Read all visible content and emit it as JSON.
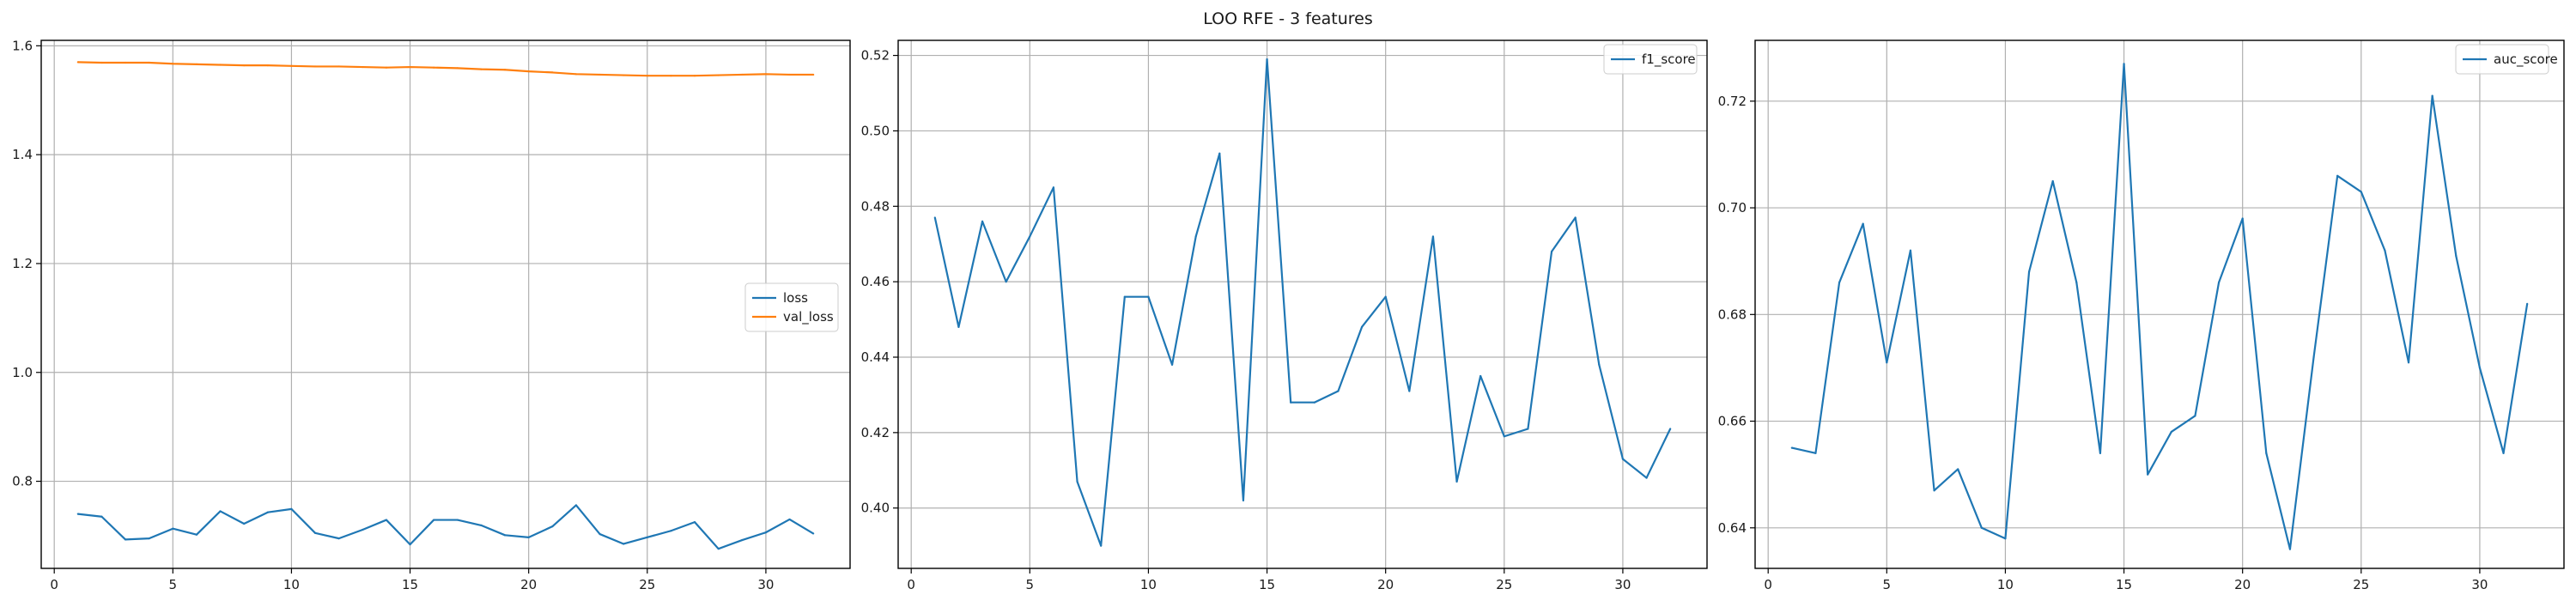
{
  "figure": {
    "title": "LOO RFE - 3 features"
  },
  "colors": {
    "blue": "#1f77b4",
    "orange": "#ff7f0e",
    "grid": "#b0b0b0",
    "axes": "#000000"
  },
  "chart_data": [
    {
      "type": "line",
      "x": [
        1,
        2,
        3,
        4,
        5,
        6,
        7,
        8,
        9,
        10,
        11,
        12,
        13,
        14,
        15,
        16,
        17,
        18,
        19,
        20,
        21,
        22,
        23,
        24,
        25,
        26,
        27,
        28,
        29,
        30,
        31,
        32
      ],
      "series": [
        {
          "name": "loss",
          "color": "#1f77b4",
          "values": [
            0.74,
            0.735,
            0.693,
            0.695,
            0.713,
            0.702,
            0.745,
            0.722,
            0.743,
            0.749,
            0.705,
            0.695,
            0.711,
            0.729,
            0.684,
            0.729,
            0.729,
            0.719,
            0.701,
            0.697,
            0.717,
            0.756,
            0.703,
            0.685,
            0.697,
            0.709,
            0.725,
            0.676,
            0.692,
            0.706,
            0.73,
            0.704
          ]
        },
        {
          "name": "val_loss",
          "color": "#ff7f0e",
          "values": [
            1.57,
            1.569,
            1.569,
            1.569,
            1.567,
            1.566,
            1.565,
            1.564,
            1.564,
            1.563,
            1.562,
            1.562,
            1.561,
            1.56,
            1.561,
            1.56,
            1.559,
            1.557,
            1.556,
            1.553,
            1.551,
            1.548,
            1.547,
            1.546,
            1.545,
            1.545,
            1.545,
            1.546,
            1.547,
            1.548,
            1.547,
            1.547
          ]
        }
      ],
      "xlim": [
        -0.55,
        33.55
      ],
      "ylim": [
        0.64,
        1.61
      ],
      "xticks": [
        0,
        5,
        10,
        15,
        20,
        25,
        30
      ],
      "yticks": [
        0.8,
        1.0,
        1.2,
        1.4,
        1.6
      ],
      "ytick_labels": [
        "0.8",
        "1.0",
        "1.2",
        "1.4",
        "1.6"
      ],
      "grid": true,
      "legend": "center-right"
    },
    {
      "type": "line",
      "x": [
        1,
        2,
        3,
        4,
        5,
        6,
        7,
        8,
        9,
        10,
        11,
        12,
        13,
        14,
        15,
        16,
        17,
        18,
        19,
        20,
        21,
        22,
        23,
        24,
        25,
        26,
        27,
        28,
        29,
        30,
        31,
        32
      ],
      "series": [
        {
          "name": "f1_score",
          "color": "#1f77b4",
          "values": [
            0.477,
            0.448,
            0.476,
            0.46,
            0.472,
            0.485,
            0.407,
            0.39,
            0.456,
            0.456,
            0.438,
            0.472,
            0.494,
            0.402,
            0.519,
            0.428,
            0.428,
            0.431,
            0.448,
            0.456,
            0.431,
            0.472,
            0.407,
            0.435,
            0.419,
            0.421,
            0.468,
            0.477,
            0.438,
            0.413,
            0.408,
            0.421
          ]
        }
      ],
      "xlim": [
        -0.55,
        33.55
      ],
      "ylim": [
        0.384,
        0.524
      ],
      "xticks": [
        0,
        5,
        10,
        15,
        20,
        25,
        30
      ],
      "yticks": [
        0.4,
        0.42,
        0.44,
        0.46,
        0.48,
        0.5,
        0.52
      ],
      "ytick_labels": [
        "0.40",
        "0.42",
        "0.44",
        "0.46",
        "0.48",
        "0.50",
        "0.52"
      ],
      "grid": true,
      "legend": "top-right"
    },
    {
      "type": "line",
      "x": [
        1,
        2,
        3,
        4,
        5,
        6,
        7,
        8,
        9,
        10,
        11,
        12,
        13,
        14,
        15,
        16,
        17,
        18,
        19,
        20,
        21,
        22,
        23,
        24,
        25,
        26,
        27,
        28,
        29,
        30,
        31,
        32
      ],
      "series": [
        {
          "name": "auc_score",
          "color": "#1f77b4",
          "values": [
            0.655,
            0.654,
            0.686,
            0.697,
            0.671,
            0.692,
            0.647,
            0.651,
            0.64,
            0.638,
            0.688,
            0.705,
            0.686,
            0.654,
            0.727,
            0.65,
            0.658,
            0.661,
            0.686,
            0.698,
            0.654,
            0.636,
            0.672,
            0.706,
            0.703,
            0.692,
            0.671,
            0.721,
            0.691,
            0.67,
            0.654,
            0.682
          ]
        }
      ],
      "xlim": [
        -0.55,
        33.55
      ],
      "ylim": [
        0.6324,
        0.7314
      ],
      "xticks": [
        0,
        5,
        10,
        15,
        20,
        25,
        30
      ],
      "yticks": [
        0.64,
        0.66,
        0.68,
        0.7,
        0.72
      ],
      "ytick_labels": [
        "0.64",
        "0.66",
        "0.68",
        "0.70",
        "0.72"
      ],
      "grid": true,
      "legend": "top-right"
    }
  ]
}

▬▬▬▬▬▬▬▬▬▬

Using the records above, copy each line that contains "name".

          "name": "loss",
          "name": "val_loss",
          "name": "f1_score",
          "name": "auc_score",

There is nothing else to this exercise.